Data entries
###
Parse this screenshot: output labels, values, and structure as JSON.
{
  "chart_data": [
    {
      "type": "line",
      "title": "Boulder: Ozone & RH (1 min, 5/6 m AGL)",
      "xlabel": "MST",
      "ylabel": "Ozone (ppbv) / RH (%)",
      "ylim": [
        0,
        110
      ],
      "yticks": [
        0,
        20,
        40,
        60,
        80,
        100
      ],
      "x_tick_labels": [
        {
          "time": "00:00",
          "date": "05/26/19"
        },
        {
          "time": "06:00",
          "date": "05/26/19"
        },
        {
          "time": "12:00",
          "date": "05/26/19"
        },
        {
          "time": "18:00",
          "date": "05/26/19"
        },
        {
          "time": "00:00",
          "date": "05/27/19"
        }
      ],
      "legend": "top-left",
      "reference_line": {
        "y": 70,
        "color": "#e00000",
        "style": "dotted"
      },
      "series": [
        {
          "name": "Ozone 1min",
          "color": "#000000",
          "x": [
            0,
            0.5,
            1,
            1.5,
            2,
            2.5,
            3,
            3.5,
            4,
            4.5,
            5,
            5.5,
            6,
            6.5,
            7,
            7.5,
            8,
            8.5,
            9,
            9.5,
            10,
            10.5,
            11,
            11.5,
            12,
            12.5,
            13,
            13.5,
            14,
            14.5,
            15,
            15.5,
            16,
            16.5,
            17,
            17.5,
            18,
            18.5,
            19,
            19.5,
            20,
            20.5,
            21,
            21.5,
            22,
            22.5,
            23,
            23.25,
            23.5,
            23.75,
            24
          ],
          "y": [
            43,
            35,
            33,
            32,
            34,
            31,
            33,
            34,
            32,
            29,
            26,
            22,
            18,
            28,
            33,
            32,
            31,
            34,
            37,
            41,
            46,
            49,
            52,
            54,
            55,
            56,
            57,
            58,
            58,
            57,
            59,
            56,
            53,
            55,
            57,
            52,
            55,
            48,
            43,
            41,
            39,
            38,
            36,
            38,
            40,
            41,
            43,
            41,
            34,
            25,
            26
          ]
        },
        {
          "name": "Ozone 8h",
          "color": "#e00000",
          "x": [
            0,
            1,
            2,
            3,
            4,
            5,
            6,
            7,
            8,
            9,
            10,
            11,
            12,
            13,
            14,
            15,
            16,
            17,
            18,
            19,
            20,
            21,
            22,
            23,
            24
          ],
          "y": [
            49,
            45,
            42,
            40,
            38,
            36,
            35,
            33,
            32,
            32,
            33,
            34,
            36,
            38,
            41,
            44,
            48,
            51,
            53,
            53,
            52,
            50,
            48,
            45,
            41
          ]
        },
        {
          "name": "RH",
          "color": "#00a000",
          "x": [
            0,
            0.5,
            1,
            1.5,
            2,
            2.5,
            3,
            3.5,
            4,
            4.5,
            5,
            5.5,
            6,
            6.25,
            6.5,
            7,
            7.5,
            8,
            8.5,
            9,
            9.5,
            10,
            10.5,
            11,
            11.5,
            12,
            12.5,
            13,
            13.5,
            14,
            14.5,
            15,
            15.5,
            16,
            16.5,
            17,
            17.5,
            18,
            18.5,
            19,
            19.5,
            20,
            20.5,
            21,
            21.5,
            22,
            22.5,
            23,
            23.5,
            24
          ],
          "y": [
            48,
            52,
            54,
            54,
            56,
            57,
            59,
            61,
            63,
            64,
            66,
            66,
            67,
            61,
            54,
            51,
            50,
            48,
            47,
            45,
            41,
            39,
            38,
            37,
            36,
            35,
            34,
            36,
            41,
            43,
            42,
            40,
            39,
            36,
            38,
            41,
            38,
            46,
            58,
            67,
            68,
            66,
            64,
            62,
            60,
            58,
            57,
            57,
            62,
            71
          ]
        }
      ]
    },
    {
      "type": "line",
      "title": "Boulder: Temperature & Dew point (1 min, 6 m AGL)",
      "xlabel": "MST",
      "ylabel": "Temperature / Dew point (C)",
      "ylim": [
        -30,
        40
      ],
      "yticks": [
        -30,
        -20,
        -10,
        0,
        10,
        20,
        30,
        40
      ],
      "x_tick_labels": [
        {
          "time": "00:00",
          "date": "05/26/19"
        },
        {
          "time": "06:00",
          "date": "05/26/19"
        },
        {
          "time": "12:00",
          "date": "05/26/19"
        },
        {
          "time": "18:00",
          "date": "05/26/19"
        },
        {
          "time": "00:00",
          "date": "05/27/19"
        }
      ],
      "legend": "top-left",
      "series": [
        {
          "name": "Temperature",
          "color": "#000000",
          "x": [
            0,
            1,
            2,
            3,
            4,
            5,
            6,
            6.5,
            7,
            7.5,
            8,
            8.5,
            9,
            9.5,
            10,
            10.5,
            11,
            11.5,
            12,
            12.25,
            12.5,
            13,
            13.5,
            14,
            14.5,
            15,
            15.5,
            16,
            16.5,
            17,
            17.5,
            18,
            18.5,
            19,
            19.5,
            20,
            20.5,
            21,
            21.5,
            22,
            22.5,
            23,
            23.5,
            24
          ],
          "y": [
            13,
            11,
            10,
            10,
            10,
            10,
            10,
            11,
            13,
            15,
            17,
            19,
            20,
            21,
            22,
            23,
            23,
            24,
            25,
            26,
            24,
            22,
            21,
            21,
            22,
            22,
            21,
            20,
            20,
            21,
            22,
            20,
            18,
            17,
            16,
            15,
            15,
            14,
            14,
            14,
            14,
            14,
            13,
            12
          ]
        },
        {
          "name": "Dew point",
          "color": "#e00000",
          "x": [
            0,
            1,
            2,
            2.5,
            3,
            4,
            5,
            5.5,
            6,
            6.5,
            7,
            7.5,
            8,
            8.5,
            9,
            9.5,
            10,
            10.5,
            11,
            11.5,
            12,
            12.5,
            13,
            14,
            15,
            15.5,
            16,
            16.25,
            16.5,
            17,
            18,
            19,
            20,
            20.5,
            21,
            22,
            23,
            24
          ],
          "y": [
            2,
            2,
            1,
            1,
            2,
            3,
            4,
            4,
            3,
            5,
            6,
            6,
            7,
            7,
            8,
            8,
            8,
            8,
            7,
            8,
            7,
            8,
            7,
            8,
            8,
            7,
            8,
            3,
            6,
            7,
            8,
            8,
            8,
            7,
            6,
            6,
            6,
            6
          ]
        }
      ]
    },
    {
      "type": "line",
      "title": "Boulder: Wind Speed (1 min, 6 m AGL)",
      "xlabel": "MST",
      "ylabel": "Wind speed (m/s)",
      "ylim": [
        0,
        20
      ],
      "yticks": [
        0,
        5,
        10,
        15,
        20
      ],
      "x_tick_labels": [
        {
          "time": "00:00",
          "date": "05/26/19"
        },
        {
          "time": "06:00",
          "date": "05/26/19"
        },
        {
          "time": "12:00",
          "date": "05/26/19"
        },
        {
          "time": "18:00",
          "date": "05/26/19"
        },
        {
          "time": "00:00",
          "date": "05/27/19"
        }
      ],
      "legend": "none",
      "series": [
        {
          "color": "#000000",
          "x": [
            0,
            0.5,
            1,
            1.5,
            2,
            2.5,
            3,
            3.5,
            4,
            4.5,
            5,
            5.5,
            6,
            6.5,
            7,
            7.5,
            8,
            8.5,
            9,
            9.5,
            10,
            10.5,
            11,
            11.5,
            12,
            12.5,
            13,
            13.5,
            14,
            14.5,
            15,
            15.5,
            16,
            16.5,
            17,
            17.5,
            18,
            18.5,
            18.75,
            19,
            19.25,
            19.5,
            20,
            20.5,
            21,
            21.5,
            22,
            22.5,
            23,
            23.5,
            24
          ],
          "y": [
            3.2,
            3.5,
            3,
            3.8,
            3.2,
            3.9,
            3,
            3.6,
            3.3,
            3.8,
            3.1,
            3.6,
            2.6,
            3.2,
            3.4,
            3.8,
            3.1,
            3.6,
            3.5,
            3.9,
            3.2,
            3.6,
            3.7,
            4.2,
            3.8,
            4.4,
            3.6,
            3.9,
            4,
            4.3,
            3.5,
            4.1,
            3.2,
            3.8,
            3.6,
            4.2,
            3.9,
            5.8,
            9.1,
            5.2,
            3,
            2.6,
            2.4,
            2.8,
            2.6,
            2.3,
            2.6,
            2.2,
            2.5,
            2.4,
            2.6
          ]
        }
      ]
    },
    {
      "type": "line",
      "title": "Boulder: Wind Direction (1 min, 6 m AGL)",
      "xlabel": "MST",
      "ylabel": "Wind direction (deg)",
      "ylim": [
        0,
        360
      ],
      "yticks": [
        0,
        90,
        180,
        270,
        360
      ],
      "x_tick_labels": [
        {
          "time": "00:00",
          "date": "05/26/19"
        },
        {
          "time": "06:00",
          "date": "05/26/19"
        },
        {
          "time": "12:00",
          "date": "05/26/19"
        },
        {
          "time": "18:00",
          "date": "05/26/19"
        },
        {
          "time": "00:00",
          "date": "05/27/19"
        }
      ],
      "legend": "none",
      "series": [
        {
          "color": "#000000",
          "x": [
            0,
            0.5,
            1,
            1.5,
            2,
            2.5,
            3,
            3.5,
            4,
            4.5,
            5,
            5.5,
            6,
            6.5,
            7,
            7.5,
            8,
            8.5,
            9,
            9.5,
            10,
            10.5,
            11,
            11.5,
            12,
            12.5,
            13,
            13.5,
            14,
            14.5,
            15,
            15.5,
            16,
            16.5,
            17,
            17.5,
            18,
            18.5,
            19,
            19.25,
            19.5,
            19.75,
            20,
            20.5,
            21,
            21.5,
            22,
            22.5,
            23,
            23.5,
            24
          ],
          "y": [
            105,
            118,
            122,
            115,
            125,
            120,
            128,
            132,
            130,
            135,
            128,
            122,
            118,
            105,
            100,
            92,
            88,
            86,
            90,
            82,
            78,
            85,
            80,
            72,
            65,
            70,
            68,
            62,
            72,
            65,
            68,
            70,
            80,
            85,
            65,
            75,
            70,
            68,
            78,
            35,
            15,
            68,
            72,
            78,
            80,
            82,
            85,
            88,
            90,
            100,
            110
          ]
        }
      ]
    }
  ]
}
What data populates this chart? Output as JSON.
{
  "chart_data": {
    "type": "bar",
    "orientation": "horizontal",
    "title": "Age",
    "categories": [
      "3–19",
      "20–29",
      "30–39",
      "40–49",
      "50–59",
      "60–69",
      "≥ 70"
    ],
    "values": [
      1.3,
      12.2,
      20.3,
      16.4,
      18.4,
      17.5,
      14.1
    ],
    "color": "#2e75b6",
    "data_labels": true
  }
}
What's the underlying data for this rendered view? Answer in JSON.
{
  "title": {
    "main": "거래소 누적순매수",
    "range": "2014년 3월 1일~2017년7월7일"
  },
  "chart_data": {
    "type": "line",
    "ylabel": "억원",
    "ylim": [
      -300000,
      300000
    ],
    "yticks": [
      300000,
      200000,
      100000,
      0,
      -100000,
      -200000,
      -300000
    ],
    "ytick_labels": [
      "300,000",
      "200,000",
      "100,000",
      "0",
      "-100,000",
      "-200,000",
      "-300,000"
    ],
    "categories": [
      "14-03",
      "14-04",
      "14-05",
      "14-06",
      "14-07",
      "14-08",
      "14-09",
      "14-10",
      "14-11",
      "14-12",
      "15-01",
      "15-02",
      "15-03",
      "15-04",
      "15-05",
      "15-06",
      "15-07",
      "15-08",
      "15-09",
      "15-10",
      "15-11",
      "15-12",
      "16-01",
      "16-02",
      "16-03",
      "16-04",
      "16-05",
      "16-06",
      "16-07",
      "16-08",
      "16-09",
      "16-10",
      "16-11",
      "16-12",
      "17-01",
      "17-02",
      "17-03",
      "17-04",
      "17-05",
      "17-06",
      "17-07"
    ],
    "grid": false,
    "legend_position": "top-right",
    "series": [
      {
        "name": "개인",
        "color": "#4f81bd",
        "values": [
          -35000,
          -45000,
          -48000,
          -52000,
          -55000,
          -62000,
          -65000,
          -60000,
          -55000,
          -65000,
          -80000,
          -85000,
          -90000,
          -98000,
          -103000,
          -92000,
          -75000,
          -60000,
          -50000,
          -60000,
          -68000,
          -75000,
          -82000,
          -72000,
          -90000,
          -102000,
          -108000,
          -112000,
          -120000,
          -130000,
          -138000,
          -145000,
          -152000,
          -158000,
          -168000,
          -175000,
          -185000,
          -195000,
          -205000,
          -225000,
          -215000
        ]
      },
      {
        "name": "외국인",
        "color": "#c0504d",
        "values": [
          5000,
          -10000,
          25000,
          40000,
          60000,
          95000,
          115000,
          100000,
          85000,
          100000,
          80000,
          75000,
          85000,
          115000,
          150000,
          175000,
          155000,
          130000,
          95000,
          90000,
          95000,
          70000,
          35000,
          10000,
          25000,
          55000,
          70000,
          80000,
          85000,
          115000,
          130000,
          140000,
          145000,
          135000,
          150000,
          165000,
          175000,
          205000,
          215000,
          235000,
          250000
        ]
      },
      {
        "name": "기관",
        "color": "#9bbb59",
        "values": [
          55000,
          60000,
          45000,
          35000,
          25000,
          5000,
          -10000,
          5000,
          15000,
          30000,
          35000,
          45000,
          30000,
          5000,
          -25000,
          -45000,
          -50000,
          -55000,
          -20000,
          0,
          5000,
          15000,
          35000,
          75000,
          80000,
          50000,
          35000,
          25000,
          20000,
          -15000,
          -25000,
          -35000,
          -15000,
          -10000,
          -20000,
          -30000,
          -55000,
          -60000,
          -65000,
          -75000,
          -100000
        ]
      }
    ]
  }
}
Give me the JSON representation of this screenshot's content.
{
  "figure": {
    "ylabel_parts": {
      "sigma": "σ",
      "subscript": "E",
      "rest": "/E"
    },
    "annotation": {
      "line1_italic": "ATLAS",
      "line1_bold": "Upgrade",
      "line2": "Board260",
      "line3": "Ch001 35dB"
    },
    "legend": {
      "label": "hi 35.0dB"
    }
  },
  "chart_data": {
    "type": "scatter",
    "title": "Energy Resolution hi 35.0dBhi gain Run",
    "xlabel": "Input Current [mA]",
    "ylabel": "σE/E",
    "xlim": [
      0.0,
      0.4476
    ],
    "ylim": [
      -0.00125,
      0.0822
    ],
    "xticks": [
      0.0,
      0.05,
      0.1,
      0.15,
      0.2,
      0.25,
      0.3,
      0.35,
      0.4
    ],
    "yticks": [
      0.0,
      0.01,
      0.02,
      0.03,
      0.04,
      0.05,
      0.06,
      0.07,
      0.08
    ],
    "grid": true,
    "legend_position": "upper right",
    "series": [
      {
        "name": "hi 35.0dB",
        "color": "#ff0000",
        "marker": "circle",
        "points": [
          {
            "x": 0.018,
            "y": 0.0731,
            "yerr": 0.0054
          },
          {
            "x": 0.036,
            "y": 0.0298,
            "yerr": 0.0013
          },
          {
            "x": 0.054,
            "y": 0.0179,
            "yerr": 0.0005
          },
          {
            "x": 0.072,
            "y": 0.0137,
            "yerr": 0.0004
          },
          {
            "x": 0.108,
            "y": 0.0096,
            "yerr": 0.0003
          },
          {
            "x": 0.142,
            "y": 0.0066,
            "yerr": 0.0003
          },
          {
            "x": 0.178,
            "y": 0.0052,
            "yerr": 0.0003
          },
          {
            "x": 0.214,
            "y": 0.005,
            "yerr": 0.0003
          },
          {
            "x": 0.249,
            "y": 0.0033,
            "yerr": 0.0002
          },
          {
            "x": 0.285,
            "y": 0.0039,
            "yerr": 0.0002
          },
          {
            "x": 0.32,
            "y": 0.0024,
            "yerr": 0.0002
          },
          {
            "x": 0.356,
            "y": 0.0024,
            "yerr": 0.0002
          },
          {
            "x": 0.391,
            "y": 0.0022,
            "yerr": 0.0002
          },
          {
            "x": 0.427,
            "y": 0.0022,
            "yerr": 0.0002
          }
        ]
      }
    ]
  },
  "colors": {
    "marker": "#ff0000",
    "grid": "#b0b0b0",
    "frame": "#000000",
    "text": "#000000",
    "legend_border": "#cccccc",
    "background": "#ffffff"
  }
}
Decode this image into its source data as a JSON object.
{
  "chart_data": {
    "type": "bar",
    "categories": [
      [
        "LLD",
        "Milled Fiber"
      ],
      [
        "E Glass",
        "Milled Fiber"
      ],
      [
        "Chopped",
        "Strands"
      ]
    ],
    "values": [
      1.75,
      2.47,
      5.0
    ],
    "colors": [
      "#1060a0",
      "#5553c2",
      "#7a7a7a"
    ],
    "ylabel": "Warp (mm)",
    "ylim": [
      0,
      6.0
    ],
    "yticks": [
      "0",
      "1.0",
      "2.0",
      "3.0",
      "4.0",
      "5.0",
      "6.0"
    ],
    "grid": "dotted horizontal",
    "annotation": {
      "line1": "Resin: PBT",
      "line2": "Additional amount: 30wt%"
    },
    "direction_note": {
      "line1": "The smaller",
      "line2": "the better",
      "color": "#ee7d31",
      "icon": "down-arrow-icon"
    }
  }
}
###
### Work to complete
Identify which lines contain the word "Ozone" and copy each one.

### Expected answer
      "title": "Boulder: Ozone & RH (1 min, 5/6 m AGL)",
      "ylabel": "Ozone (ppbv) / RH (%)",
          "name": "Ozone 1min",
          "name": "Ozone 8h",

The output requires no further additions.